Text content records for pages

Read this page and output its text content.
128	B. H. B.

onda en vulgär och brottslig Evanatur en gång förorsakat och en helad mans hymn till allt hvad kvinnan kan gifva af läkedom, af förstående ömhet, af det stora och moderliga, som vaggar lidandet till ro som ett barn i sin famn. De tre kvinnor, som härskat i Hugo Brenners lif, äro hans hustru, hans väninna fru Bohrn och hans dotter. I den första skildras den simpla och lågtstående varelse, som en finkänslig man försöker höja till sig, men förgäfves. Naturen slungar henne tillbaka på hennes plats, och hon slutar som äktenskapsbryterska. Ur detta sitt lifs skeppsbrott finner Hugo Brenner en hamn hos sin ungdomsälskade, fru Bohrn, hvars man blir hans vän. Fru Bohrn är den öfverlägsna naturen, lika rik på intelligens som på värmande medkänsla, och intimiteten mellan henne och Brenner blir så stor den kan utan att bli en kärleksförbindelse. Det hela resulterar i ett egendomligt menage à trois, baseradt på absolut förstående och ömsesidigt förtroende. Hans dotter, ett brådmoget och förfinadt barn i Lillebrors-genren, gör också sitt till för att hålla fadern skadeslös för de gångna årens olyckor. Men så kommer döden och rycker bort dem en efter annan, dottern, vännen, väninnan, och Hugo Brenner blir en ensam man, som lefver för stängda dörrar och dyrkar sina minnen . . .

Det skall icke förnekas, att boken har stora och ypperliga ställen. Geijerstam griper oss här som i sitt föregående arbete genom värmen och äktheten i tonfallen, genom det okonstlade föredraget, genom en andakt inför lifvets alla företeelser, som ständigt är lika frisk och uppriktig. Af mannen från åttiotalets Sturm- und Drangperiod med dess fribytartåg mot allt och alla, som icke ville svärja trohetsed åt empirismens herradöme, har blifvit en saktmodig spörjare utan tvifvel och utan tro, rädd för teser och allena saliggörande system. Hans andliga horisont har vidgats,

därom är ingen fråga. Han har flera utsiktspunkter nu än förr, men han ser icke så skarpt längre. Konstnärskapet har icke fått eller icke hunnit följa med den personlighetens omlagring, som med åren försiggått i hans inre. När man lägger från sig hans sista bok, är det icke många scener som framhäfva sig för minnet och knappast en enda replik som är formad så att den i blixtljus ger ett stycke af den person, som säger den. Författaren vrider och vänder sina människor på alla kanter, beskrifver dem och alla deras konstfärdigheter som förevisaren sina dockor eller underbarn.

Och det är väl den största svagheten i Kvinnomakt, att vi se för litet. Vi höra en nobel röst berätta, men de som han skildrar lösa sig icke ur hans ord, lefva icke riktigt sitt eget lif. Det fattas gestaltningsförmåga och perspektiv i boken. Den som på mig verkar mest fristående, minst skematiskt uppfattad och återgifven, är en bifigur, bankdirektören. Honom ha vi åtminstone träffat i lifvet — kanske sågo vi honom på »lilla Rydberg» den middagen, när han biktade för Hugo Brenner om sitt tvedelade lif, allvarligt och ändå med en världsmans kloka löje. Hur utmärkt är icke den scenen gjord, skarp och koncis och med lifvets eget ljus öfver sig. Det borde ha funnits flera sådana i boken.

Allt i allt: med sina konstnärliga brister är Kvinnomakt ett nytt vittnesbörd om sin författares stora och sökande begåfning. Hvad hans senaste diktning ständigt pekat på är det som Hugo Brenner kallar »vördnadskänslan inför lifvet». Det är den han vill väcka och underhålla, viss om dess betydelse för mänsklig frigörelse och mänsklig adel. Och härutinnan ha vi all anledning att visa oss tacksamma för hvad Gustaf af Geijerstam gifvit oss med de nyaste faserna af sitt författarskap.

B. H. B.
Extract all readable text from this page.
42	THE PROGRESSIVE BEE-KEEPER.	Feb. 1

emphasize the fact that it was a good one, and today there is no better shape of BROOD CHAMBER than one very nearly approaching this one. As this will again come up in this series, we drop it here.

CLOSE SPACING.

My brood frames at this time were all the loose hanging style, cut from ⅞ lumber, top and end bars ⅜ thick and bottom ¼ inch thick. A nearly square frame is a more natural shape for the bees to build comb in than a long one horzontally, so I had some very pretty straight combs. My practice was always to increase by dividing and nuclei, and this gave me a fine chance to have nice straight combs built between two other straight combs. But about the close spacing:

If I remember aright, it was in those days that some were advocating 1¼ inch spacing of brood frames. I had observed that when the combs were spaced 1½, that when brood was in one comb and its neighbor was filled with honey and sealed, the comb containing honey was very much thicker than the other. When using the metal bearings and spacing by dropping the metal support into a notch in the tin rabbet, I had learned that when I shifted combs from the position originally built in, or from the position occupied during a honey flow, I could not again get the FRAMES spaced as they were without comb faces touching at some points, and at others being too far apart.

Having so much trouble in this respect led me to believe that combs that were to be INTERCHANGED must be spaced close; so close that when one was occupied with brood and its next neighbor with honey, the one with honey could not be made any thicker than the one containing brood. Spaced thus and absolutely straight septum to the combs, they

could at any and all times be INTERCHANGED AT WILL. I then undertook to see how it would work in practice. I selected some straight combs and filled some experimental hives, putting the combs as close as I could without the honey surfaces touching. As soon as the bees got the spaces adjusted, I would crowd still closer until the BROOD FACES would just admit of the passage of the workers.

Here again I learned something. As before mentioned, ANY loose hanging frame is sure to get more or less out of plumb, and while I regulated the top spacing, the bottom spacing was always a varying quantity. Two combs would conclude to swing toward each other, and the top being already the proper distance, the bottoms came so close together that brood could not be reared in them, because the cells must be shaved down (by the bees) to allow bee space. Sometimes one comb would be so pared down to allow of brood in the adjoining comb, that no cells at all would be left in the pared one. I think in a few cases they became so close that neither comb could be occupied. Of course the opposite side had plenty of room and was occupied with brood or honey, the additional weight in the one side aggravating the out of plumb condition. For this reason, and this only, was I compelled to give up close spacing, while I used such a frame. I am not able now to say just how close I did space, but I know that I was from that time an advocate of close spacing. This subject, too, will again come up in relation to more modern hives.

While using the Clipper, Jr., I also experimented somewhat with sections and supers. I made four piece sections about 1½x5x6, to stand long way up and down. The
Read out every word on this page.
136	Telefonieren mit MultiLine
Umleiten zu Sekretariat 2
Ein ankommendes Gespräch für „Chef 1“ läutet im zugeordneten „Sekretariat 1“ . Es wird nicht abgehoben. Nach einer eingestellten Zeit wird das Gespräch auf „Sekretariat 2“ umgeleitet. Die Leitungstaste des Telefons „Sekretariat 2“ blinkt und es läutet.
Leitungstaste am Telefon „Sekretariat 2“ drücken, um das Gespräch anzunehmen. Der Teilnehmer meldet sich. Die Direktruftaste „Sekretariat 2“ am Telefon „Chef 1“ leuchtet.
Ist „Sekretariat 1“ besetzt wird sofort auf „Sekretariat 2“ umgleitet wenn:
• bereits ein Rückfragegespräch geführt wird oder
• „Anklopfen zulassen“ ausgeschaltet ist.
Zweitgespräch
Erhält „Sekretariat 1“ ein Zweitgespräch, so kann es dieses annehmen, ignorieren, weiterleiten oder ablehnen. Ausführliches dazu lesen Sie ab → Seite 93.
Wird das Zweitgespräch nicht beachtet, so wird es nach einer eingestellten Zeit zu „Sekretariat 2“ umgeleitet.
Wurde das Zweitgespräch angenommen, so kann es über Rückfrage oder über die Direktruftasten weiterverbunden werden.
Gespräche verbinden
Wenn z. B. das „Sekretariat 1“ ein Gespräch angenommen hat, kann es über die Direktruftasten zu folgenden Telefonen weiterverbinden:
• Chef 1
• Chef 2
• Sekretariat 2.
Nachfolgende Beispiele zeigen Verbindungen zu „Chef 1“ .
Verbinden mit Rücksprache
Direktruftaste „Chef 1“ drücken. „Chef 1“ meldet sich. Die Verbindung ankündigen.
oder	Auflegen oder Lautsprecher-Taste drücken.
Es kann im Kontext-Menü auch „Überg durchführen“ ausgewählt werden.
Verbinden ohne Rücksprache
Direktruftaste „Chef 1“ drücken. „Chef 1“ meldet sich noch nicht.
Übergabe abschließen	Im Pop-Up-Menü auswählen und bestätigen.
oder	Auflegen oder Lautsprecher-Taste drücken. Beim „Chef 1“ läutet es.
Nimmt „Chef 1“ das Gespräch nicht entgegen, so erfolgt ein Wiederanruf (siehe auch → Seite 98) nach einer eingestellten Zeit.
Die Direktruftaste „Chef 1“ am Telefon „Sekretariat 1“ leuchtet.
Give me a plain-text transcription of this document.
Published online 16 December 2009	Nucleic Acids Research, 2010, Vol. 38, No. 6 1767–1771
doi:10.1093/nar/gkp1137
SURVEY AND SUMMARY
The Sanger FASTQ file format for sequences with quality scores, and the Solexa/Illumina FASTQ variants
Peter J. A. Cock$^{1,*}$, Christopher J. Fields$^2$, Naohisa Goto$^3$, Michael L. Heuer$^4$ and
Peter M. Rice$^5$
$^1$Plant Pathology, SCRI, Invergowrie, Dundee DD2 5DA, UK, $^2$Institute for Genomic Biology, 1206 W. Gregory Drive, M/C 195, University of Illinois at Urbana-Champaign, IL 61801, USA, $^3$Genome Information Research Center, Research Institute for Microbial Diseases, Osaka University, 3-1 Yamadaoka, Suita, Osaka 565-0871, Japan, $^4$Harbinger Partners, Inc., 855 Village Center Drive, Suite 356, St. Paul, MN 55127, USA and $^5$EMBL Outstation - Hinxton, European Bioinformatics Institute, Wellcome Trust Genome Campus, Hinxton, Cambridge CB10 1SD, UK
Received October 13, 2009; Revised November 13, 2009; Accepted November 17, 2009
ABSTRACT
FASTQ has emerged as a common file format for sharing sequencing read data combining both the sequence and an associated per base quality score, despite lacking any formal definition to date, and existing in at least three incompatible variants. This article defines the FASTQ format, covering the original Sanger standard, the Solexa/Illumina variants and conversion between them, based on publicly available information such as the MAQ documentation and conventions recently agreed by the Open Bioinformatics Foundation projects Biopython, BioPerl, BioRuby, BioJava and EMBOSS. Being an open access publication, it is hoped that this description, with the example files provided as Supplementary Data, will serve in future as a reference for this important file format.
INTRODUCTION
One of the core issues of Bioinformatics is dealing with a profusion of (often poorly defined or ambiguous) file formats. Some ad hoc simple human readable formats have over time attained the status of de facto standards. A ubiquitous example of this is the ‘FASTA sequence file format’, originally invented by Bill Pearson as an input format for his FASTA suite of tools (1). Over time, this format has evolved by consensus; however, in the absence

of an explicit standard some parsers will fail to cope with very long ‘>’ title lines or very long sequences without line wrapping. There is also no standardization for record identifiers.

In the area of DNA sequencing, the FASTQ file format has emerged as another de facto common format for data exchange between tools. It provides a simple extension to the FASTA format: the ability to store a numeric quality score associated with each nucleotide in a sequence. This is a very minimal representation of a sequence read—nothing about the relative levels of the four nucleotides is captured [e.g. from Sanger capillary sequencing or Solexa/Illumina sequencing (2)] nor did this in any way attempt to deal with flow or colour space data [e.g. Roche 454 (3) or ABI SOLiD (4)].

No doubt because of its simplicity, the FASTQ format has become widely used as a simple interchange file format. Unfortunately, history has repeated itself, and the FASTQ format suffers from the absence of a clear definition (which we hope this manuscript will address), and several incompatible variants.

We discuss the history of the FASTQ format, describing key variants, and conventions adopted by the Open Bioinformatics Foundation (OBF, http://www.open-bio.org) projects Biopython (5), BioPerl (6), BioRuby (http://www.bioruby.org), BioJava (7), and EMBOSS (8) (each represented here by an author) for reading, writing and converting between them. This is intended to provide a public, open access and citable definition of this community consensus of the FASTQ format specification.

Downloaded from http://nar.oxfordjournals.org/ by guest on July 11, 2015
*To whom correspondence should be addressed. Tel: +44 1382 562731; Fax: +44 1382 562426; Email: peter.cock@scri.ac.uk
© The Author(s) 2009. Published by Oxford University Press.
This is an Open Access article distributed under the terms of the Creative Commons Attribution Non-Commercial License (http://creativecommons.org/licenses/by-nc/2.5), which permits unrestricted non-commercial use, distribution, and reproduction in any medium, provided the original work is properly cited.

▶ Problem requirements: Show the lines from the data above that contain the string "emerged".

▶ Exercise response:
FASTQ has emerged as a common file format for sharing sequencing read data combining both the sequence and an associated per base quality score, despite lacking any formal definition to date, and existing in at least three incompatible variants. This article defines the FASTQ format, covering the original Sanger standard, the Solexa/Illumina variants and conversion between them, based on publicly available information such as the MAQ documentation and conventions recently agreed by the Open Bioinformatics Foundation projects Biopython, BioPerl, BioRuby, BioJava and EMBOSS. Being an open access publication, it is hoped that this description, with the example files provided as Supplementary Data, will serve in future as a reference for this important file format.
In the area of DNA sequencing, the FASTQ file format has emerged as another de facto common format for data exchange between tools. It provides a simple extension to the FASTA format: the ability to store a numeric quality score associated with each nucleotide in a sequence. This is a very minimal representation of a sequence read—nothing about the relative levels of the four nucleotides is captured [e.g. from Sanger capillary sequencing or Solexa/Illumina sequencing (2)] nor did this in any way attempt to deal with flow or colour space data [e.g. Roche 454 (3) or ABI SOLiD (4)].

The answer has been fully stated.